(Saved entries)
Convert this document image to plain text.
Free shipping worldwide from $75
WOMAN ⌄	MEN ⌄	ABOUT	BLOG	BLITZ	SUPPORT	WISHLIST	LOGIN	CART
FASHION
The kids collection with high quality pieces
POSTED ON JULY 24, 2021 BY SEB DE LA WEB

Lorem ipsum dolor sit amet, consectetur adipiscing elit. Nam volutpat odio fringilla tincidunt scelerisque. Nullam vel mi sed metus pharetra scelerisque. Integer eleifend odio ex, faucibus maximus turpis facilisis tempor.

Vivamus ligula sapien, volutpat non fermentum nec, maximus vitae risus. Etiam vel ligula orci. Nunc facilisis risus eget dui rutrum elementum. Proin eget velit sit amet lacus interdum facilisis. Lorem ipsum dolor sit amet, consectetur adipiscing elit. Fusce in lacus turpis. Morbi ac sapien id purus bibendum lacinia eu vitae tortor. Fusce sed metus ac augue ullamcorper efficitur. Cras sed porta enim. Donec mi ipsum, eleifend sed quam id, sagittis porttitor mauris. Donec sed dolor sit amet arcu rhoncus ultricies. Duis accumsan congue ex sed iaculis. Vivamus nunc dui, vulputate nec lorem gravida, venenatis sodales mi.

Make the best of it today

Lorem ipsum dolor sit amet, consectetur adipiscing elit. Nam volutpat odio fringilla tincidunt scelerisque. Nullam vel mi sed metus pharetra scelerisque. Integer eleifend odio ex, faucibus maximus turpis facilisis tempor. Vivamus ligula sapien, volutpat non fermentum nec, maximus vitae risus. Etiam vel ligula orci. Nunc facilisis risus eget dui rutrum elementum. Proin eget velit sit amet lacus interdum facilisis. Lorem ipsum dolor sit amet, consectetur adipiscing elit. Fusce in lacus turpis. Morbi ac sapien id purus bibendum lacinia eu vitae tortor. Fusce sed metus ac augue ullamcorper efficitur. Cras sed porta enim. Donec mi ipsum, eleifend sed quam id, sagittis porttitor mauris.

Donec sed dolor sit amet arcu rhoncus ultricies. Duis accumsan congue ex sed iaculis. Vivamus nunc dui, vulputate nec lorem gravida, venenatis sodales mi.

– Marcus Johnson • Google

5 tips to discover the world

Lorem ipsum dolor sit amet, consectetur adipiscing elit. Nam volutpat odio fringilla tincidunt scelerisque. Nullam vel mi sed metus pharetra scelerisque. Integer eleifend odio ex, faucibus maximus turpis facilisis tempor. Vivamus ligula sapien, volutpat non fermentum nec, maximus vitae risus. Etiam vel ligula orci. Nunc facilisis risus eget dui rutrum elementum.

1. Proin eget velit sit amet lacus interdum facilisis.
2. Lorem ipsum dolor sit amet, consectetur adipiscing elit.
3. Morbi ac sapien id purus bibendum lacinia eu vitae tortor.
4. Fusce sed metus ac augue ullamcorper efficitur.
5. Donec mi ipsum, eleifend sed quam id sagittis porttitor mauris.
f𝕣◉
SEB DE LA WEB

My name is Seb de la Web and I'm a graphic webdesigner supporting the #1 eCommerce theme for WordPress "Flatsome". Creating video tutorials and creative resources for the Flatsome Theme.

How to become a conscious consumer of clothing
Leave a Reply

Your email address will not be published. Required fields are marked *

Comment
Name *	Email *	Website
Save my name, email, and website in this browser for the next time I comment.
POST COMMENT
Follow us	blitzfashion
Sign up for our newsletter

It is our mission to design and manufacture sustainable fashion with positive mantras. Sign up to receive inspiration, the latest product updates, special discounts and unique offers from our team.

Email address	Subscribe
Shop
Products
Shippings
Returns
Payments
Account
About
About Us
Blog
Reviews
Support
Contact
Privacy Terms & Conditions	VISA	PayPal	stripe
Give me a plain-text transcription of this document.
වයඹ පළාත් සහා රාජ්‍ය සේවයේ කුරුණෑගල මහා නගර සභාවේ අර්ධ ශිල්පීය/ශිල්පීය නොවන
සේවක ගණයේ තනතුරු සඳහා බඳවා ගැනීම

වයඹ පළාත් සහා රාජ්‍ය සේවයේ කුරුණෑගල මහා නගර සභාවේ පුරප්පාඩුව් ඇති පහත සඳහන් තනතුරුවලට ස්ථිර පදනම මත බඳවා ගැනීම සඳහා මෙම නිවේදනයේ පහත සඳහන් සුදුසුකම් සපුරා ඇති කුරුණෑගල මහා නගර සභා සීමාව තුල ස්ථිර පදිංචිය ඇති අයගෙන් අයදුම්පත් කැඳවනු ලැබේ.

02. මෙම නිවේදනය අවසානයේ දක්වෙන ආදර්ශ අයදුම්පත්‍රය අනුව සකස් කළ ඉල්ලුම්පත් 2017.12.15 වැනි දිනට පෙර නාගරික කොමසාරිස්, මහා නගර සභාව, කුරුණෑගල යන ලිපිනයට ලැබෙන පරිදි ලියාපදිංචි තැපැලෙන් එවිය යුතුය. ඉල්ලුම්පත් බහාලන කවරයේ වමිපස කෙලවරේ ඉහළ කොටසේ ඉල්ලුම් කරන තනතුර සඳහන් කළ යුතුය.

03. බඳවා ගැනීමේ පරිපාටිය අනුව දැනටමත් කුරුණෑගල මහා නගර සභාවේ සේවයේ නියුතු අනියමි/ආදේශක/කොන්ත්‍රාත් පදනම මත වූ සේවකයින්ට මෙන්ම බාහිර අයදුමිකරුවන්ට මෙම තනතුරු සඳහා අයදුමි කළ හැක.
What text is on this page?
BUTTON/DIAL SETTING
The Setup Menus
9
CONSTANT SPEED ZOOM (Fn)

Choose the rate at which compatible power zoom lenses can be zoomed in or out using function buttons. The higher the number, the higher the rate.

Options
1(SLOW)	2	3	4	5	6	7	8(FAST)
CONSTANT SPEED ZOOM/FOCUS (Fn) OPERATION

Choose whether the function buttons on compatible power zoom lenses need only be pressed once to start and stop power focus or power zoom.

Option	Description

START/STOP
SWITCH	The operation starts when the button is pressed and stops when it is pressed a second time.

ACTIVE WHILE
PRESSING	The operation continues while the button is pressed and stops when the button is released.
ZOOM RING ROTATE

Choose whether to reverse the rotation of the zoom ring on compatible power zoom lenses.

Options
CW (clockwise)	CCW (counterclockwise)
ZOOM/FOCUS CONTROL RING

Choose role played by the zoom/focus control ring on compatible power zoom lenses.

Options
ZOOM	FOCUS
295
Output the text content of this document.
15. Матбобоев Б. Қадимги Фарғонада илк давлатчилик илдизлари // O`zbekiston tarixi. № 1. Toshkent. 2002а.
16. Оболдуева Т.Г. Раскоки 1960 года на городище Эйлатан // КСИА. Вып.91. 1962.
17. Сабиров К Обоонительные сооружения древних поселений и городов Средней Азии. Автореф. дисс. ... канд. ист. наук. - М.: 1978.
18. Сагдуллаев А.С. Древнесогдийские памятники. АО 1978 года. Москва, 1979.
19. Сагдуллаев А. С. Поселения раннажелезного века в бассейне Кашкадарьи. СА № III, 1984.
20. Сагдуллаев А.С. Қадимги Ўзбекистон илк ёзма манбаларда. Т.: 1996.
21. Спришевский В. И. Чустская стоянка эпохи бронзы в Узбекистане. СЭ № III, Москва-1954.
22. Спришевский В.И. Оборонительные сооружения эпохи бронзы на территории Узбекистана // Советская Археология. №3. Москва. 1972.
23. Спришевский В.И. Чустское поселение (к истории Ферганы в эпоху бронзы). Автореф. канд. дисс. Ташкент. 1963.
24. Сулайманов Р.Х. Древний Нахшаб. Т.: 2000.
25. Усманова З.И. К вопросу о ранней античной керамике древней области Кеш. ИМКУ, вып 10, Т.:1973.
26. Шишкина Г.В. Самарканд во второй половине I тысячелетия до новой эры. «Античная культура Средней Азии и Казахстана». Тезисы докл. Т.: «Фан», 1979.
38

#### [What the exercise asks]
Word for word, write out the data.

#### [Written solution]
Convert this document image to plain text.
Free shipping worldwide from $75
WOMAN ⌄	MEN ⌄	ABOUT	BLOG	BLITZ	SUPPORT	WISHLIST	LOGIN	CART
FASHION
The kids collection with high quality pieces
POSTED ON JULY 24, 2021 BY SEB DE LA WEB

Lorem ipsum dolor sit amet, consectetur adipiscing elit. Nam volutpat odio fringilla tincidunt scelerisque. Nullam vel mi sed metus pharetra scelerisque. Integer eleifend odio ex, faucibus maximus turpis facilisis tempor.

Vivamus ligula sapien, volutpat non fermentum nec, maximus vitae risus. Etiam vel ligula orci. Nunc facilisis risus eget dui rutrum elementum. Proin eget velit sit amet lacus interdum facilisis. Lorem ipsum dolor sit amet, consectetur adipiscing elit. Fusce in lacus turpis. Morbi ac sapien id purus bibendum lacinia eu vitae tortor. Fusce sed metus ac augue ullamcorper efficitur. Cras sed porta enim. Donec mi ipsum, eleifend sed quam id, sagittis porttitor mauris. Donec sed dolor sit amet arcu rhoncus ultricies. Duis accumsan congue ex sed iaculis. Vivamus nunc dui, vulputate nec lorem gravida, venenatis sodales mi.

Make the best of it today

Lorem ipsum dolor sit amet, consectetur adipiscing elit. Nam volutpat odio fringilla tincidunt scelerisque. Nullam vel mi sed metus pharetra scelerisque. Integer eleifend odio ex, faucibus maximus turpis facilisis tempor. Vivamus ligula sapien, volutpat non fermentum nec, maximus vitae risus. Etiam vel ligula orci. Nunc facilisis risus eget dui rutrum elementum. Proin eget velit sit amet lacus interdum facilisis. Lorem ipsum dolor sit amet, consectetur adipiscing elit. Fusce in lacus turpis. Morbi ac sapien id purus bibendum lacinia eu vitae tortor. Fusce sed metus ac augue ullamcorper efficitur. Cras sed porta enim. Donec mi ipsum, eleifend sed quam id, sagittis porttitor mauris.

Donec sed dolor sit amet arcu rhoncus ultricies. Duis accumsan congue ex sed iaculis. Vivamus nunc dui, vulputate nec lorem gravida, venenatis sodales mi.

– Marcus Johnson • Google

5 tips to discover the world

Lorem ipsum dolor sit amet, consectetur adipiscing elit. Nam volutpat odio fringilla tincidunt scelerisque. Nullam vel mi sed metus pharetra scelerisque. Integer eleifend odio ex, faucibus maximus turpis facilisis tempor. Vivamus ligula sapien, volutpat non fermentum nec, maximus vitae risus. Etiam vel ligula orci. Nunc facilisis risus eget dui rutrum elementum.

1. Proin eget velit sit amet lacus interdum facilisis.
2. Lorem ipsum dolor sit amet, consectetur adipiscing elit.
3. Morbi ac sapien id purus bibendum lacinia eu vitae tortor.
4. Fusce sed metus ac augue ullamcorper efficitur.
5. Donec mi ipsum, eleifend sed quam id sagittis porttitor mauris.
f𝕣◉
SEB DE LA WEB

My name is Seb de la Web and I'm a graphic webdesigner supporting the #1 eCommerce theme for WordPress "Flatsome". Creating video tutorials and creative resources for the Flatsome Theme.

How to become a conscious consumer of clothing
Leave a Reply

Your email address will not be published. Required fields are marked *

Comment
Name *	Email *	Website
Save my name, email, and website in this browser for the next time I comment.
POST COMMENT
Follow us	blitzfashion
Sign up for our newsletter

It is our mission to design and manufacture sustainable fashion with positive mantras. Sign up to receive inspiration, the latest product updates, special discounts and unique offers from our team.

Email address	Subscribe
Shop
Products
Shippings
Returns
Payments
Account
About
About Us
Blog
Reviews
Support
Contact
Privacy Terms & Conditions	VISA	PayPal	stripe
Give me a plain-text transcription of this document.
වයඹ පළාත් සහා රාජ්‍ය සේවයේ කුරුණෑගල මහා නගර සභාවේ අර්ධ ශිල්පීය/ශිල්පීය නොවන
සේවක ගණයේ තනතුරු සඳහා බඳවා ගැනීම

වයඹ පළාත් සහා රාජ්‍ය සේවයේ කුරුණෑගල මහා නගර සභාවේ පුරප්පාඩුව් ඇති පහත සඳහන් තනතුරුවලට ස්ථිර පදනම මත බඳවා ගැනීම සඳහා මෙම නිවේදනයේ පහත සඳහන් සුදුසුකම් සපුරා ඇති කුරුණෑගල මහා නගර සභා සීමාව තුල ස්ථිර පදිංචිය ඇති අයගෙන් අයදුම්පත් කැඳවනු ලැබේ.

02. මෙම නිවේදනය අවසානයේ දක්වෙන ආදර්ශ අයදුම්පත්‍රය අනුව සකස් කළ ඉල්ලුම්පත් 2017.12.15 වැනි දිනට පෙර නාගරික කොමසාරිස්, මහා නගර සභාව, කුරුණෑගල යන ලිපිනයට ලැබෙන පරිදි ලියාපදිංචි තැපැලෙන් එවිය යුතුය. ඉල්ලුම්පත් බහාලන කවරයේ වමිපස කෙලවරේ ඉහළ කොටසේ ඉල්ලුම් කරන තනතුර සඳහන් කළ යුතුය.

03. බඳවා ගැනීමේ පරිපාටිය අනුව දැනටමත් කුරුණෑගල මහා නගර සභාවේ සේවයේ නියුතු අනියමි/ආදේශක/කොන්ත්‍රාත් පදනම මත වූ සේවකයින්ට මෙන්ම බාහිර අයදුමිකරුවන්ට මෙම තනතුරු සඳහා අයදුමි කළ හැක.
What text is on this page?
BUTTON/DIAL SETTING
The Setup Menus
9
CONSTANT SPEED ZOOM (Fn)

Choose the rate at which compatible power zoom lenses can be zoomed in or out using function buttons. The higher the number, the higher the rate.

Options
1(SLOW)	2	3	4	5	6	7	8(FAST)
CONSTANT SPEED ZOOM/FOCUS (Fn) OPERATION

Choose whether the function buttons on compatible power zoom lenses need only be pressed once to start and stop power focus or power zoom.

Option	Description

START/STOP
SWITCH	The operation starts when the button is pressed and stops when it is pressed a second time.

ACTIVE WHILE
PRESSING	The operation continues while the button is pressed and stops when the button is released.
ZOOM RING ROTATE

Choose whether to reverse the rotation of the zoom ring on compatible power zoom lenses.

Options
CW (clockwise)	CCW (counterclockwise)
ZOOM/FOCUS CONTROL RING

Choose role played by the zoom/focus control ring on compatible power zoom lenses.

Options
ZOOM	FOCUS
295
Output the text content of this document.
15. Матбобоев Б. Қадимги Фарғонада илк давлатчилик илдизлари // O`zbekiston tarixi. № 1. Toshkent. 2002а.
16. Оболдуева Т.Г. Раскоки 1960 года на городище Эйлатан // КСИА. Вып.91. 1962.
17. Сабиров К Обоонительные сооружения древних поселений и городов Средней Азии. Автореф. дисс. ... канд. ист. наук. - М.: 1978.
18. Сагдуллаев А.С. Древнесогдийские памятники. АО 1978 года. Москва, 1979.
19. Сагдуллаев А. С. Поселения раннажелезного века в бассейне Кашкадарьи. СА № III, 1984.
20. Сагдуллаев А.С. Қадимги Ўзбекистон илк ёзма манбаларда. Т.: 1996.
21. Спришевский В. И. Чустская стоянка эпохи бронзы в Узбекистане. СЭ № III, Москва-1954.
22. Спришевский В.И. Оборонительные сооружения эпохи бронзы на территории Узбекистана // Советская Археология. №3. Москва. 1972.
23. Спришевский В.И. Чустское поселение (к истории Ферганы в эпоху бронзы). Автореф. канд. дисс. Ташкент. 1963.
24. Сулайманов Р.Х. Древний Нахшаб. Т.: 2000.
25. Усманова З.И. К вопросу о ранней античной керамике древней области Кеш. ИМКУ, вып 10, Т.:1973.
26. Шишкина Г.В. Самарканд во второй половине I тысячелетия до новой эры. «Античная культура Средней Азии и Казахстана». Тезисы докл. Т.: «Фан», 1979.
38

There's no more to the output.